JOB:
Read the listing and extract each line that includes the word "Count".

Entries from a dataset
┌────────

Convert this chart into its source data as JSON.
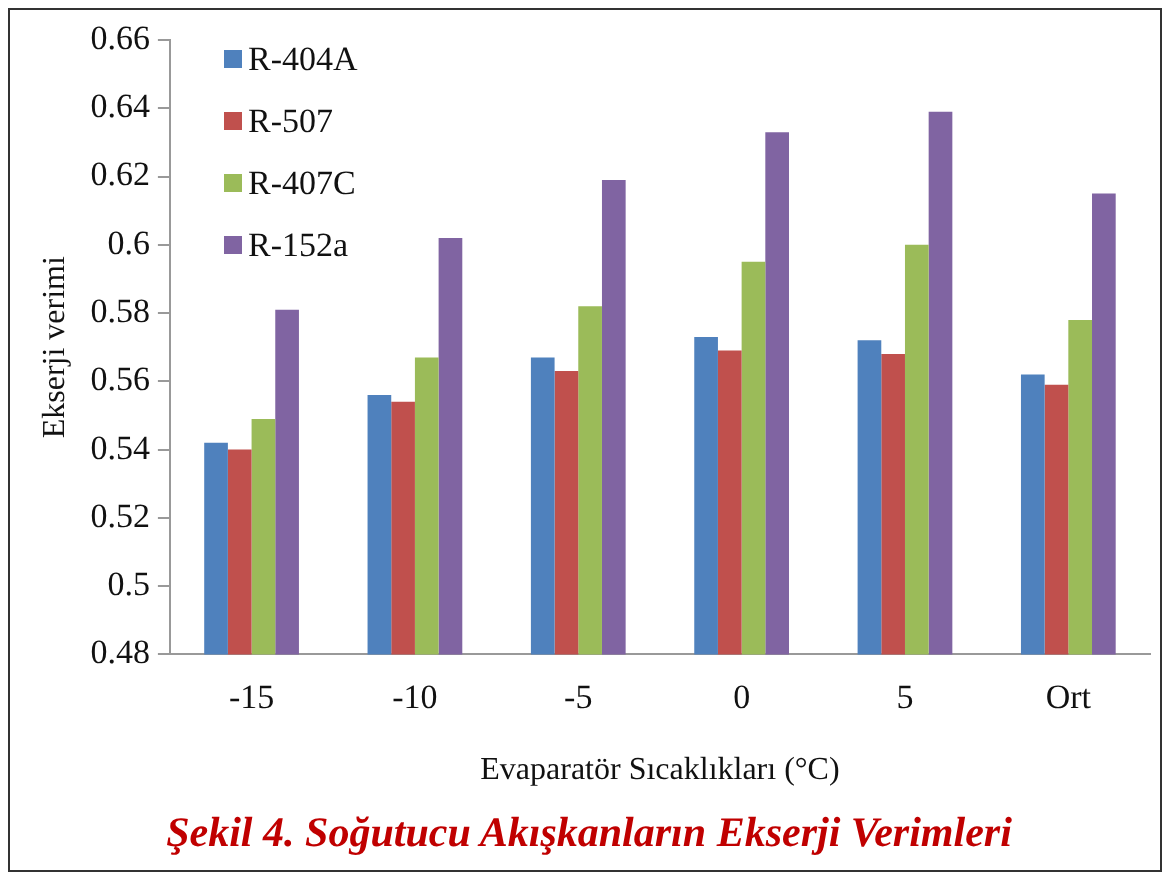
{
  "chart_data": {
    "type": "bar",
    "xlabel": "Evaparatör Sıcaklıkları (°C)",
    "ylabel": "Ekserji verimi",
    "annotations": [
      "Şekil 4. Soğutucu Akışkanların Ekserji Verimleri"
    ],
    "categories": [
      "-15",
      "-10",
      "-5",
      "0",
      "5",
      "Ort"
    ],
    "series": [
      {
        "name": "R-404A",
        "color": "#4f81bd",
        "values": [
          0.542,
          0.556,
          0.567,
          0.573,
          0.572,
          0.562
        ]
      },
      {
        "name": "R-507",
        "color": "#c0504d",
        "values": [
          0.54,
          0.554,
          0.563,
          0.569,
          0.568,
          0.559
        ]
      },
      {
        "name": "R-407C",
        "color": "#9bbb59",
        "values": [
          0.549,
          0.567,
          0.582,
          0.595,
          0.6,
          0.578
        ]
      },
      {
        "name": "R-152a",
        "color": "#8064a2",
        "values": [
          0.581,
          0.602,
          0.619,
          0.633,
          0.639,
          0.615
        ]
      }
    ],
    "ylim": [
      0.48,
      0.66
    ],
    "yticks": [
      0.48,
      0.5,
      0.52,
      0.54,
      0.56,
      0.58,
      0.6,
      0.62,
      0.64,
      0.66
    ],
    "grid": false,
    "legend": "top left"
  }
}
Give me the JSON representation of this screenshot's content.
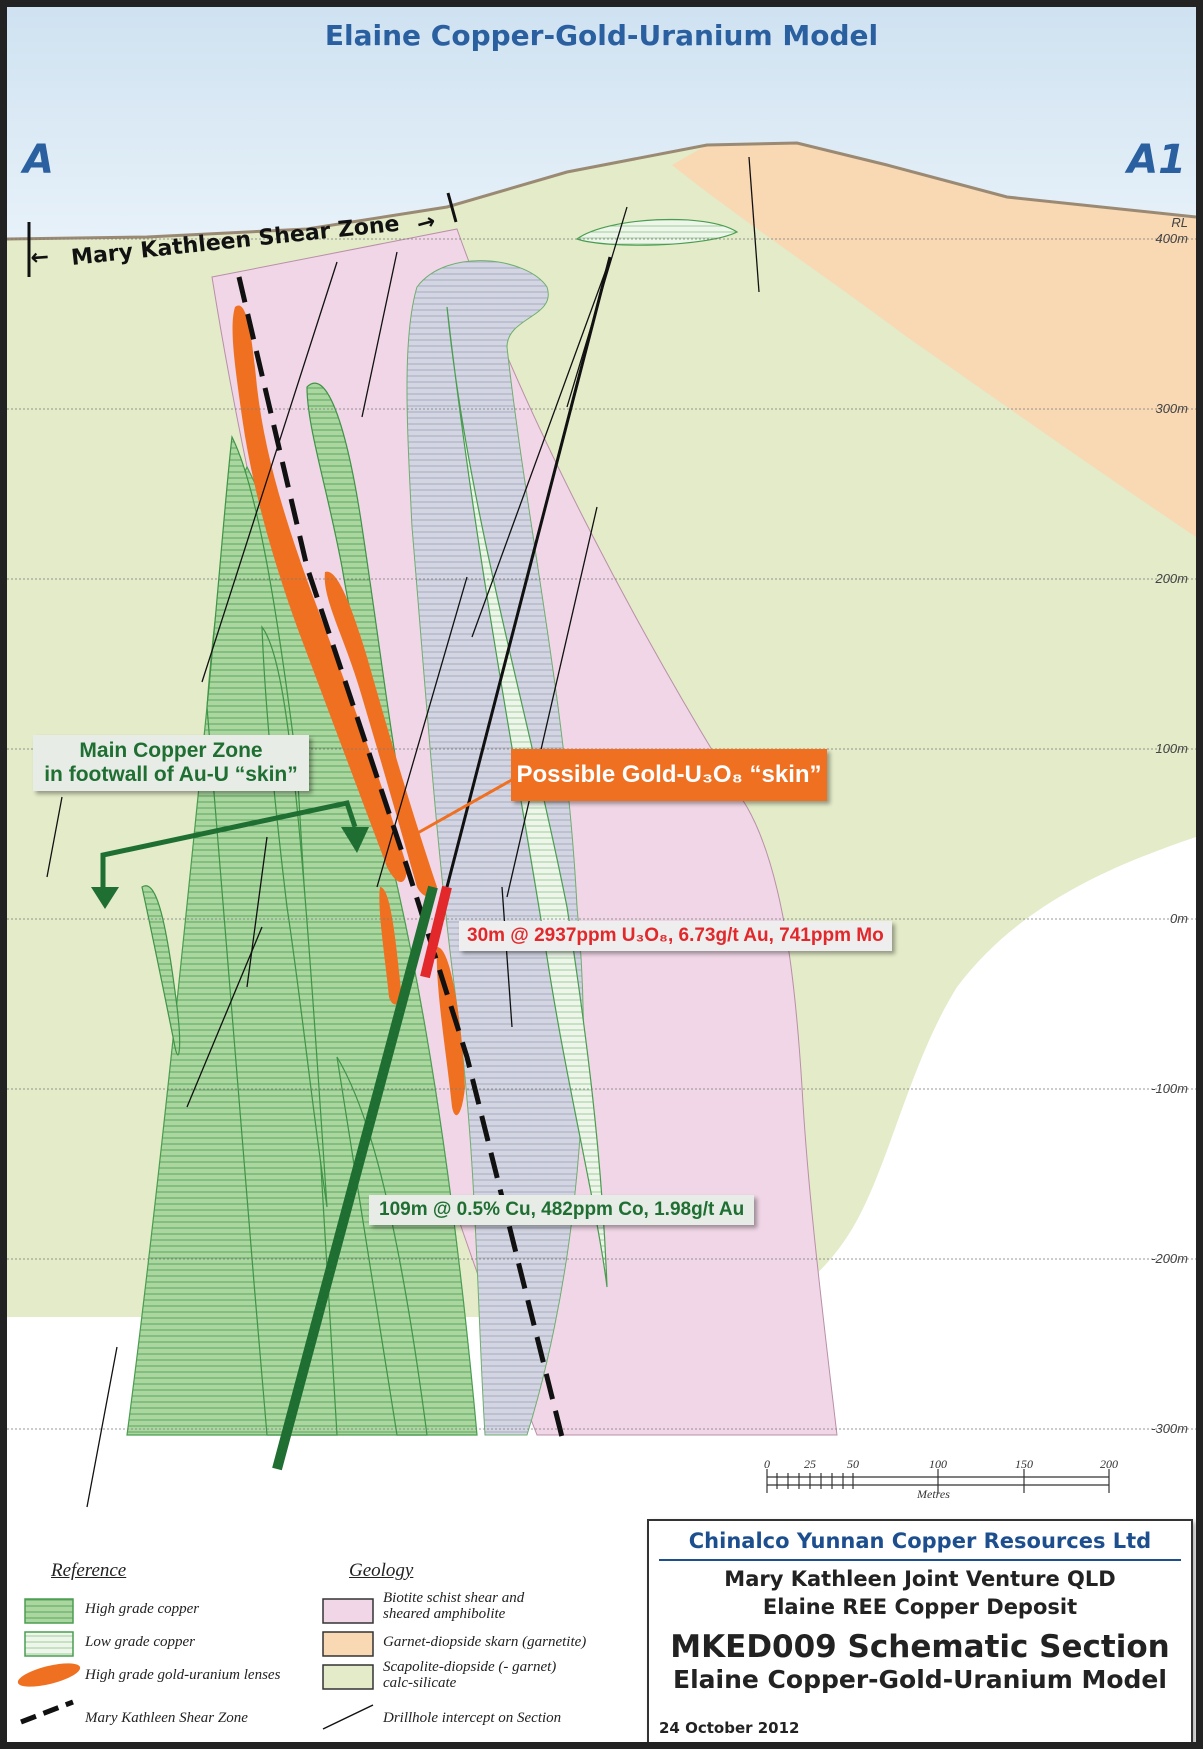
{
  "diagram": {
    "title": "Elaine Copper-Gold-Uranium Model",
    "left_end": "A",
    "right_end": "A1",
    "rl_label": "RL",
    "elevations": [
      "400m",
      "300m",
      "200m",
      "100m",
      "0m",
      "-100m",
      "-200m",
      "-300m"
    ],
    "shear_zone_label": "Mary Kathleen Shear Zone",
    "callouts": {
      "main_copper_line1": "Main Copper Zone",
      "main_copper_line2": "in footwall of Au-U “skin”",
      "gold_skin": "Possible Gold-U₃O₈ “skin”",
      "intercept_u": "30m @ 2937ppm U₃O₈, 6.73g/t Au, 741ppm Mo",
      "intercept_cu": "109m @ 0.5% Cu, 482ppm Co, 1.98g/t Au"
    },
    "scale": {
      "ticks": [
        "0",
        "25",
        "50",
        "100",
        "150",
        "200"
      ],
      "unit": "Metres"
    },
    "colors": {
      "sky": "#dcebf5",
      "calc_silicate": "#e3ebc8",
      "schist": "#f0d6e6",
      "skarn": "#f9d8b4",
      "copper_high": "#a6d29a",
      "copper_low": "#e8f3e6",
      "gold_lens": "#f07022",
      "title_blue": "#2a5fa0"
    }
  },
  "legend": {
    "reference_heading": "Reference",
    "reference_items": [
      "High grade copper",
      "Low grade copper",
      "High grade gold-uranium lenses",
      "Mary Kathleen Shear Zone"
    ],
    "geology_heading": "Geology",
    "geology_items": [
      {
        "line1": "Biotite schist shear and",
        "line2": "sheared amphibolite"
      },
      {
        "line1": "Garnet-diopside skarn (garnetite)",
        "line2": ""
      },
      {
        "line1": "Scapolite-diopside (- garnet)",
        "line2": "calc-silicate"
      },
      {
        "line1": "Drillhole intercept on Section",
        "line2": ""
      }
    ]
  },
  "title_block": {
    "company": "Chinalco Yunnan Copper Resources Ltd",
    "line2": "Mary Kathleen Joint Venture QLD",
    "line3": "Elaine REE Copper Deposit",
    "line4": "MKED009 Schematic Section",
    "line5": "Elaine Copper-Gold-Uranium Model",
    "date": "24 October 2012"
  }
}
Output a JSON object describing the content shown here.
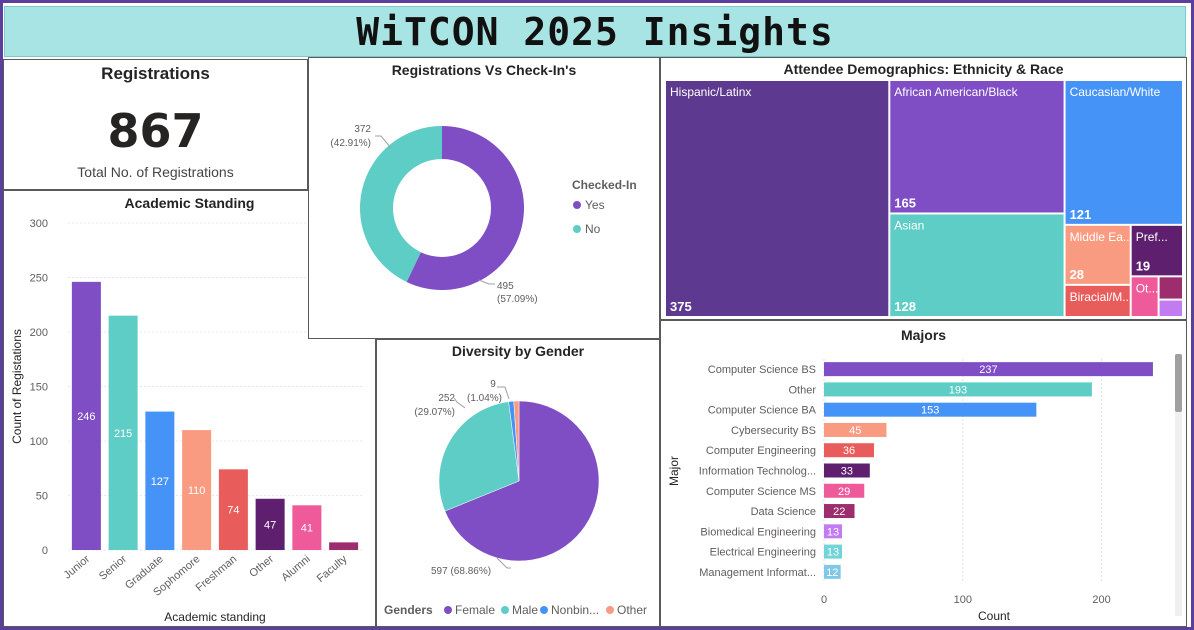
{
  "title": "WiTCON 2025 Insights",
  "kpi": {
    "title": "Registrations",
    "value": "867",
    "label": "Total No. of Registrations"
  },
  "colors": {
    "purple": "#7f4ec4",
    "teal": "#5ecdc5",
    "blue": "#4593f7",
    "salmon": "#f99b80",
    "red": "#e85c5c",
    "dark_purple": "#5d1f6e",
    "pink": "#ef5a9b",
    "magenta": "#9c2e6d",
    "lavender": "#c27bf0",
    "light_teal": "#70d4d8"
  },
  "chart_data": [
    {
      "id": "academic",
      "type": "bar",
      "title": "Academic Standing",
      "xlabel": "Academic standing",
      "ylabel": "Count of Registations",
      "ylim": [
        0,
        300
      ],
      "yticks": [
        "0",
        "50",
        "100",
        "150",
        "200",
        "250",
        "300"
      ],
      "categories": [
        "Junior",
        "Senior",
        "Graduate",
        "Sophomore",
        "Freshman",
        "Other",
        "Alumni",
        "Faculty"
      ],
      "values": [
        246,
        215,
        127,
        110,
        74,
        47,
        41,
        7
      ],
      "data_labels": [
        "246",
        "215",
        "127",
        "110",
        "74",
        "47",
        "41",
        ""
      ],
      "colors": [
        "#7f4ec4",
        "#5ecdc5",
        "#4593f7",
        "#f99b80",
        "#e85c5c",
        "#5d1f6e",
        "#ef5a9b",
        "#9c2e6d"
      ]
    },
    {
      "id": "checkin",
      "type": "pie",
      "title": "Registrations Vs Check-In's",
      "legend_title": "Checked-In",
      "legend_position": "right",
      "slices": [
        {
          "name": "Yes",
          "value": 495,
          "label": "495",
          "pct": "(57.09%)",
          "color": "#7f4ec4"
        },
        {
          "name": "No",
          "value": 372,
          "label": "372",
          "pct": "(42.91%)",
          "color": "#5ecdc5"
        }
      ]
    },
    {
      "id": "ethnicity",
      "type": "heatmap",
      "subtype": "treemap",
      "title": "Attendee Demographics: Ethnicity & Race",
      "items": [
        {
          "name": "Hispanic/Latinx",
          "value": 375,
          "label": "375",
          "color": "#5d3a8f"
        },
        {
          "name": "African American/Black",
          "value": 165,
          "label": "165",
          "color": "#7f4ec4"
        },
        {
          "name": "Caucasian/White",
          "value": 121,
          "label": "121",
          "color": "#4593f7"
        },
        {
          "name": "Asian",
          "value": 128,
          "label": "128",
          "color": "#5ecdc5"
        },
        {
          "name": "Middle Ea...",
          "value": 28,
          "label": "28",
          "color": "#f99b80"
        },
        {
          "name": "Pref...",
          "value": 19,
          "label": "19",
          "color": "#5d1f6e"
        },
        {
          "name": "Biracial/M...",
          "value": 15,
          "label": "",
          "color": "#e85c5c"
        },
        {
          "name": "Ot...",
          "value": 8,
          "label": "",
          "color": "#ef5a9b"
        },
        {
          "name": "",
          "value": 4,
          "label": "",
          "color": "#9c2e6d"
        },
        {
          "name": "",
          "value": 3,
          "label": "",
          "color": "#c27bf0"
        }
      ]
    },
    {
      "id": "gender",
      "type": "pie",
      "title": "Diversity by Gender",
      "legend_title": "Genders",
      "legend_position": "bottom",
      "slices": [
        {
          "name": "Female",
          "value": 597,
          "label": "597",
          "pct": "(68.86%)",
          "color": "#7f4ec4"
        },
        {
          "name": "Male",
          "value": 252,
          "label": "252",
          "pct": "(29.07%)",
          "color": "#5ecdc5"
        },
        {
          "name": "Nonbin...",
          "value": 9,
          "label": "9",
          "pct": "(1.04%)",
          "color": "#4593f7"
        },
        {
          "name": "Other",
          "value": 9,
          "label": "",
          "pct": "",
          "color": "#f99b80"
        }
      ]
    },
    {
      "id": "majors",
      "type": "bar",
      "orientation": "horizontal",
      "title": "Majors",
      "xlabel": "Count",
      "ylabel": "Major",
      "xlim": [
        0,
        250
      ],
      "xticks": [
        "0",
        "100",
        "200"
      ],
      "categories": [
        "Computer Science BS",
        "Other",
        "Computer Science BA",
        "Cybersecurity BS",
        "Computer Engineering",
        "Information Technolog...",
        "Computer Science MS",
        "Data Science",
        "Biomedical Engineering",
        "Electrical Engineering",
        "Management Informat..."
      ],
      "values": [
        237,
        193,
        153,
        45,
        36,
        33,
        29,
        22,
        13,
        13,
        12
      ],
      "data_labels": [
        "237",
        "193",
        "153",
        "45",
        "36",
        "33",
        "29",
        "22",
        "13",
        "13",
        "12"
      ],
      "colors": [
        "#7f4ec4",
        "#5ecdc5",
        "#4593f7",
        "#f99b80",
        "#e85c5c",
        "#5d1f6e",
        "#ef5a9b",
        "#9c2e6d",
        "#c27bf0",
        "#70d4d8",
        "#7fc8e8"
      ]
    }
  ]
}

└────────

OUTPUT FOR THIS TASK:
      "ylabel": "Count of Registations",
      "xlabel": "Count",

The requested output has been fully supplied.